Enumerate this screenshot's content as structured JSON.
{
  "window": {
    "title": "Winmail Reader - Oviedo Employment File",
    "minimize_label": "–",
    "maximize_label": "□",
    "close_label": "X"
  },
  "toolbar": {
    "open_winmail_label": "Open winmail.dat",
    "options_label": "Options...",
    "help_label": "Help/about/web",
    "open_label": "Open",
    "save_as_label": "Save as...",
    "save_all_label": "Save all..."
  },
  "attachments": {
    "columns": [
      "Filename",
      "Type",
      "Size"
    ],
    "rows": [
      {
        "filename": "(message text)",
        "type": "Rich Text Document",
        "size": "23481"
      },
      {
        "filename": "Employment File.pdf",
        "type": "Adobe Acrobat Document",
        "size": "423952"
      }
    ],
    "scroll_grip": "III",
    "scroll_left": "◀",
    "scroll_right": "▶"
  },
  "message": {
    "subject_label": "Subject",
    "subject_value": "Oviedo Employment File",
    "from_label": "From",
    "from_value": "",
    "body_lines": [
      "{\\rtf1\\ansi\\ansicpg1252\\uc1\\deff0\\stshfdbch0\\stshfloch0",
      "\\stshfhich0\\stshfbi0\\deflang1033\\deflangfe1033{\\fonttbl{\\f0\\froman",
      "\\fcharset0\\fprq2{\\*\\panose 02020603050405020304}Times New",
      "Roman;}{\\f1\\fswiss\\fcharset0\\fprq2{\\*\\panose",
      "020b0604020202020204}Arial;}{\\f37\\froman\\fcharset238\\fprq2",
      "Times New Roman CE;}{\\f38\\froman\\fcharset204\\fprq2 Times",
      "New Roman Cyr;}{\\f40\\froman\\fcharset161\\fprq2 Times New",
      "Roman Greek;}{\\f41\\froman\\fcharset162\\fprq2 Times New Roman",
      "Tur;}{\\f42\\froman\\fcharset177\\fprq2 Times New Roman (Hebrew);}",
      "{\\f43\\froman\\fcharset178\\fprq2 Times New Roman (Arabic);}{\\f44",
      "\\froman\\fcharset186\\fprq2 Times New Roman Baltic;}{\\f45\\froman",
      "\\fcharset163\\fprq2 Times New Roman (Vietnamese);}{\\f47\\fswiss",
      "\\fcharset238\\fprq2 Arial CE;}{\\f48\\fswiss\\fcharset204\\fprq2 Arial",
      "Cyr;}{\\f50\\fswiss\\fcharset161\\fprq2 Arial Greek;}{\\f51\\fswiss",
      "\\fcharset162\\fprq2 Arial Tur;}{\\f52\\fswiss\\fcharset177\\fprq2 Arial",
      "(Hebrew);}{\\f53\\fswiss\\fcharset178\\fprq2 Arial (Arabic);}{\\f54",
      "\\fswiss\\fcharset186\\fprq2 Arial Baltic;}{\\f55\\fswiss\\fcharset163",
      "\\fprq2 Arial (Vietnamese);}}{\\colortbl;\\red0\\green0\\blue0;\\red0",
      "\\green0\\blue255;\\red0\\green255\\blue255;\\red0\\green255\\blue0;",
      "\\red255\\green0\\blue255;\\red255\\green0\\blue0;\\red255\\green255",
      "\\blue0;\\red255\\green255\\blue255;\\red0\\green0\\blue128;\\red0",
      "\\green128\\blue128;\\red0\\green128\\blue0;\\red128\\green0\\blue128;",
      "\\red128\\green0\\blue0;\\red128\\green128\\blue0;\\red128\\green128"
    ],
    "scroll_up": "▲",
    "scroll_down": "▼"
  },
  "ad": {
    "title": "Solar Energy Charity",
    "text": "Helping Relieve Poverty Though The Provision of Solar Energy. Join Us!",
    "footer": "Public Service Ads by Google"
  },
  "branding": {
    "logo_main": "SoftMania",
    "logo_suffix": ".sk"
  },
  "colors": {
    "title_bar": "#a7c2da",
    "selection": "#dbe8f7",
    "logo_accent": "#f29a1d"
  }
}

....

Make a verbatim copy of every entry shown above.

Enumerate this screenshot's content as structured JSON.
{
  "window": {
    "title": "Winmail Reader - Oviedo Employment File",
    "minimize_label": "–",
    "maximize_label": "□",
    "close_label": "X"
  },
  "toolbar": {
    "open_winmail_label": "Open winmail.dat",
    "options_label": "Options...",
    "help_label": "Help/about/web",
    "open_label": "Open",
    "save_as_label": "Save as...",
    "save_all_label": "Save all..."
  },
  "attachments": {
    "columns": [
      "Filename",
      "Type",
      "Size"
    ],
    "rows": [
      {
        "filename": "(message text)",
        "type": "Rich Text Document",
        "size": "23481"
      },
      {
        "filename": "Employment File.pdf",
        "type": "Adobe Acrobat Document",
        "size": "423952"
      }
    ],
    "scroll_grip": "III",
    "scroll_left": "◀",
    "scroll_right": "▶"
  },
  "message": {
    "subject_label": "Subject",
    "subject_value": "Oviedo Employment File",
    "from_label": "From",
    "from_value": "",
    "body_lines": [
      "{\\rtf1\\ansi\\ansicpg1252\\uc1\\deff0\\stshfdbch0\\stshfloch0",
      "\\stshfhich0\\stshfbi0\\deflang1033\\deflangfe1033{\\fonttbl{\\f0\\froman",
      "\\fcharset0\\fprq2{\\*\\panose 02020603050405020304}Times New",
      "Roman;}{\\f1\\fswiss\\fcharset0\\fprq2{\\*\\panose",
      "020b0604020202020204}Arial;}{\\f37\\froman\\fcharset238\\fprq2",
      "Times New Roman CE;}{\\f38\\froman\\fcharset204\\fprq2 Times",
      "New Roman Cyr;}{\\f40\\froman\\fcharset161\\fprq2 Times New",
      "Roman Greek;}{\\f41\\froman\\fcharset162\\fprq2 Times New Roman",
      "Tur;}{\\f42\\froman\\fcharset177\\fprq2 Times New Roman (Hebrew);}",
      "{\\f43\\froman\\fcharset178\\fprq2 Times New Roman (Arabic);}{\\f44",
      "\\froman\\fcharset186\\fprq2 Times New Roman Baltic;}{\\f45\\froman",
      "\\fcharset163\\fprq2 Times New Roman (Vietnamese);}{\\f47\\fswiss",
      "\\fcharset238\\fprq2 Arial CE;}{\\f48\\fswiss\\fcharset204\\fprq2 Arial",
      "Cyr;}{\\f50\\fswiss\\fcharset161\\fprq2 Arial Greek;}{\\f51\\fswiss",
      "\\fcharset162\\fprq2 Arial Tur;}{\\f52\\fswiss\\fcharset177\\fprq2 Arial",
      "(Hebrew);}{\\f53\\fswiss\\fcharset178\\fprq2 Arial (Arabic);}{\\f54",
      "\\fswiss\\fcharset186\\fprq2 Arial Baltic;}{\\f55\\fswiss\\fcharset163",
      "\\fprq2 Arial (Vietnamese);}}{\\colortbl;\\red0\\green0\\blue0;\\red0",
      "\\green0\\blue255;\\red0\\green255\\blue255;\\red0\\green255\\blue0;",
      "\\red255\\green0\\blue255;\\red255\\green0\\blue0;\\red255\\green255",
      "\\blue0;\\red255\\green255\\blue255;\\red0\\green0\\blue128;\\red0",
      "\\green128\\blue128;\\red0\\green128\\blue0;\\red128\\green0\\blue128;",
      "\\red128\\green0\\blue0;\\red128\\green128\\blue0;\\red128\\green128"
    ],
    "scroll_up": "▲",
    "scroll_down": "▼"
  },
  "ad": {
    "title": "Solar Energy Charity",
    "text": "Helping Relieve Poverty Though The Provision of Solar Energy. Join Us!",
    "footer": "Public Service Ads by Google"
  },
  "branding": {
    "logo_main": "SoftMania",
    "logo_suffix": ".sk"
  },
  "colors": {
    "title_bar": "#a7c2da",
    "selection": "#dbe8f7",
    "logo_accent": "#f29a1d"
  }
}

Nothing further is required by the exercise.